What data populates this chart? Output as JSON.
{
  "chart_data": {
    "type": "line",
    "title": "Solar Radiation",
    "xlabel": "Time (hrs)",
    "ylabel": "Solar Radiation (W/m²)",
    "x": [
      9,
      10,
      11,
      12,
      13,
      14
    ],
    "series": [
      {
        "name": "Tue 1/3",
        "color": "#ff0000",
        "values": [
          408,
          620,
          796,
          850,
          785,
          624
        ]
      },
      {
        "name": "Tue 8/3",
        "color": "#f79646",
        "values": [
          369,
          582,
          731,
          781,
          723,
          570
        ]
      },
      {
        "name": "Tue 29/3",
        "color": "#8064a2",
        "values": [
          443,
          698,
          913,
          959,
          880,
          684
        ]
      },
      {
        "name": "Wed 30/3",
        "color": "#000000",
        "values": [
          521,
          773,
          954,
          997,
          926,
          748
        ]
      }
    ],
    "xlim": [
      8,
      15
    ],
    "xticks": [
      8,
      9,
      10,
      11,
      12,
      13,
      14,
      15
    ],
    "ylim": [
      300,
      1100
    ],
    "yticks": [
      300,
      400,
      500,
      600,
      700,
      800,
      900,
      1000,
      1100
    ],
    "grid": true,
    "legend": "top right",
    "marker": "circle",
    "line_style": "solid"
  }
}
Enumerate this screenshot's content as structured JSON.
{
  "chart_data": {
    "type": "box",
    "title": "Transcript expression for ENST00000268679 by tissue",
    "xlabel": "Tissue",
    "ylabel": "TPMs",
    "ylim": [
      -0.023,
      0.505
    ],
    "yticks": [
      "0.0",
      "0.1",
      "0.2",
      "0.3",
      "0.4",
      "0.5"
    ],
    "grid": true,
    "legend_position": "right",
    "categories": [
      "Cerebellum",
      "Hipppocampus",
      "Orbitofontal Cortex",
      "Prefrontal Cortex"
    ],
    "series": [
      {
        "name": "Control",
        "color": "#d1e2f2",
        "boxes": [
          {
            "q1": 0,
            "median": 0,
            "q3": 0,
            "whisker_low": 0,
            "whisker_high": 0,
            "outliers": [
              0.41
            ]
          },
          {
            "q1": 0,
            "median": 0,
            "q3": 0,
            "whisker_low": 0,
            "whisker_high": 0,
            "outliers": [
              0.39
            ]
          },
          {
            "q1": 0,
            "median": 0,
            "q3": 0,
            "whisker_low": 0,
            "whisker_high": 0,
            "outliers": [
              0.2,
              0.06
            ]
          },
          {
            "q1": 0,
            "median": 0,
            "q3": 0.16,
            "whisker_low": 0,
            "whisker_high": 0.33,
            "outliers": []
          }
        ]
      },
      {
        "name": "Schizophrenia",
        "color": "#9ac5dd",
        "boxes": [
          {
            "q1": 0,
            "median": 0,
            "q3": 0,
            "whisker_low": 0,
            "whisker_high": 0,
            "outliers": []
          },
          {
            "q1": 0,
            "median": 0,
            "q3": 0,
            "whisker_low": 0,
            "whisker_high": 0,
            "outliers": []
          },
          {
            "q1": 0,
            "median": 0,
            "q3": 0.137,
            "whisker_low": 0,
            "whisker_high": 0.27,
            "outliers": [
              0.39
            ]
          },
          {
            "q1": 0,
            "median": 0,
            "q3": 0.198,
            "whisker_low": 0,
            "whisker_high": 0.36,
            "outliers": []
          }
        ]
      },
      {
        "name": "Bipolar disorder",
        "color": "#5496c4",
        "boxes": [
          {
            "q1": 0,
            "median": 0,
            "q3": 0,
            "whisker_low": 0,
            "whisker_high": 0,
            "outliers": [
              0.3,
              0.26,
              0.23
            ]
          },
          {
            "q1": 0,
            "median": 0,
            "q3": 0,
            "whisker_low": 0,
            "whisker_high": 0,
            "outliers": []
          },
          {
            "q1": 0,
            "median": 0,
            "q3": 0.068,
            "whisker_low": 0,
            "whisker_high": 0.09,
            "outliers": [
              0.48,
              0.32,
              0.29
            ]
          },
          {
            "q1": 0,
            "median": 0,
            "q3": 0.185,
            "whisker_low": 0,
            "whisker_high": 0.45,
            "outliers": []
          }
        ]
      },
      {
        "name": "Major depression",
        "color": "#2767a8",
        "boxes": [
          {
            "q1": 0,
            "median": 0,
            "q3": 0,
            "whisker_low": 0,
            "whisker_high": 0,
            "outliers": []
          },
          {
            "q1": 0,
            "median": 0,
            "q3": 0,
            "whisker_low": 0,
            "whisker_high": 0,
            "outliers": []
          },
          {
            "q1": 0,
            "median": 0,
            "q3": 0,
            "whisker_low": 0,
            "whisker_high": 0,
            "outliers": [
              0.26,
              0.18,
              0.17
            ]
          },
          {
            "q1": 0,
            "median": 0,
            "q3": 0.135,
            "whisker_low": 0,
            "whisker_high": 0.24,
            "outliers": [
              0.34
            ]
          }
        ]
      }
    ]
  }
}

-.-.-

* **Stated task**
Give an exact repetition of all the material.

* **Complete response**
What data populates this chart? Output as JSON.
{
  "chart_data": {
    "type": "line",
    "title": "Solar Radiation",
    "xlabel": "Time (hrs)",
    "ylabel": "Solar Radiation (W/m²)",
    "x": [
      9,
      10,
      11,
      12,
      13,
      14
    ],
    "series": [
      {
        "name": "Tue 1/3",
        "color": "#ff0000",
        "values": [
          408,
          620,
          796,
          850,
          785,
          624
        ]
      },
      {
        "name": "Tue 8/3",
        "color": "#f79646",
        "values": [
          369,
          582,
          731,
          781,
          723,
          570
        ]
      },
      {
        "name": "Tue 29/3",
        "color": "#8064a2",
        "values": [
          443,
          698,
          913,
          959,
          880,
          684
        ]
      },
      {
        "name": "Wed 30/3",
        "color": "#000000",
        "values": [
          521,
          773,
          954,
          997,
          926,
          748
        ]
      }
    ],
    "xlim": [
      8,
      15
    ],
    "xticks": [
      8,
      9,
      10,
      11,
      12,
      13,
      14,
      15
    ],
    "ylim": [
      300,
      1100
    ],
    "yticks": [
      300,
      400,
      500,
      600,
      700,
      800,
      900,
      1000,
      1100
    ],
    "grid": true,
    "legend": "top right",
    "marker": "circle",
    "line_style": "solid"
  }
}
Enumerate this screenshot's content as structured JSON.
{
  "chart_data": {
    "type": "box",
    "title": "Transcript expression for ENST00000268679 by tissue",
    "xlabel": "Tissue",
    "ylabel": "TPMs",
    "ylim": [
      -0.023,
      0.505
    ],
    "yticks": [
      "0.0",
      "0.1",
      "0.2",
      "0.3",
      "0.4",
      "0.5"
    ],
    "grid": true,
    "legend_position": "right",
    "categories": [
      "Cerebellum",
      "Hipppocampus",
      "Orbitofontal Cortex",
      "Prefrontal Cortex"
    ],
    "series": [
      {
        "name": "Control",
        "color": "#d1e2f2",
        "boxes": [
          {
            "q1": 0,
            "median": 0,
            "q3": 0,
            "whisker_low": 0,
            "whisker_high": 0,
            "outliers": [
              0.41
            ]
          },
          {
            "q1": 0,
            "median": 0,
            "q3": 0,
            "whisker_low": 0,
            "whisker_high": 0,
            "outliers": [
              0.39
            ]
          },
          {
            "q1": 0,
            "median": 0,
            "q3": 0,
            "whisker_low": 0,
            "whisker_high": 0,
            "outliers": [
              0.2,
              0.06
            ]
          },
          {
            "q1": 0,
            "median": 0,
            "q3": 0.16,
            "whisker_low": 0,
            "whisker_high": 0.33,
            "outliers": []
          }
        ]
      },
      {
        "name": "Schizophrenia",
        "color": "#9ac5dd",
        "boxes": [
          {
            "q1": 0,
            "median": 0,
            "q3": 0,
            "whisker_low": 0,
            "whisker_high": 0,
            "outliers": []
          },
          {
            "q1": 0,
            "median": 0,
            "q3": 0,
            "whisker_low": 0,
            "whisker_high": 0,
            "outliers": []
          },
          {
            "q1": 0,
            "median": 0,
            "q3": 0.137,
            "whisker_low": 0,
            "whisker_high": 0.27,
            "outliers": [
              0.39
            ]
          },
          {
            "q1": 0,
            "median": 0,
            "q3": 0.198,
            "whisker_low": 0,
            "whisker_high": 0.36,
            "outliers": []
          }
        ]
      },
      {
        "name": "Bipolar disorder",
        "color": "#5496c4",
        "boxes": [
          {
            "q1": 0,
            "median": 0,
            "q3": 0,
            "whisker_low": 0,
            "whisker_high": 0,
            "outliers": [
              0.3,
              0.26,
              0.23
            ]
          },
          {
            "q1": 0,
            "median": 0,
            "q3": 0,
            "whisker_low": 0,
            "whisker_high": 0,
            "outliers": []
          },
          {
            "q1": 0,
            "median": 0,
            "q3": 0.068,
            "whisker_low": 0,
            "whisker_high": 0.09,
            "outliers": [
              0.48,
              0.32,
              0.29
            ]
          },
          {
            "q1": 0,
            "median": 0,
            "q3": 0.185,
            "whisker_low": 0,
            "whisker_high": 0.45,
            "outliers": []
          }
        ]
      },
      {
        "name": "Major depression",
        "color": "#2767a8",
        "boxes": [
          {
            "q1": 0,
            "median": 0,
            "q3": 0,
            "whisker_low": 0,
            "whisker_high": 0,
            "outliers": []
          },
          {
            "q1": 0,
            "median": 0,
            "q3": 0,
            "whisker_low": 0,
            "whisker_high": 0,
            "outliers": []
          },
          {
            "q1": 0,
            "median": 0,
            "q3": 0,
            "whisker_low": 0,
            "whisker_high": 0,
            "outliers": [
              0.26,
              0.18,
              0.17
            ]
          },
          {
            "q1": 0,
            "median": 0,
            "q3": 0.135,
            "whisker_low": 0,
            "whisker_high": 0.24,
            "outliers": [
              0.34
            ]
          }
        ]
      }
    ]
  }
}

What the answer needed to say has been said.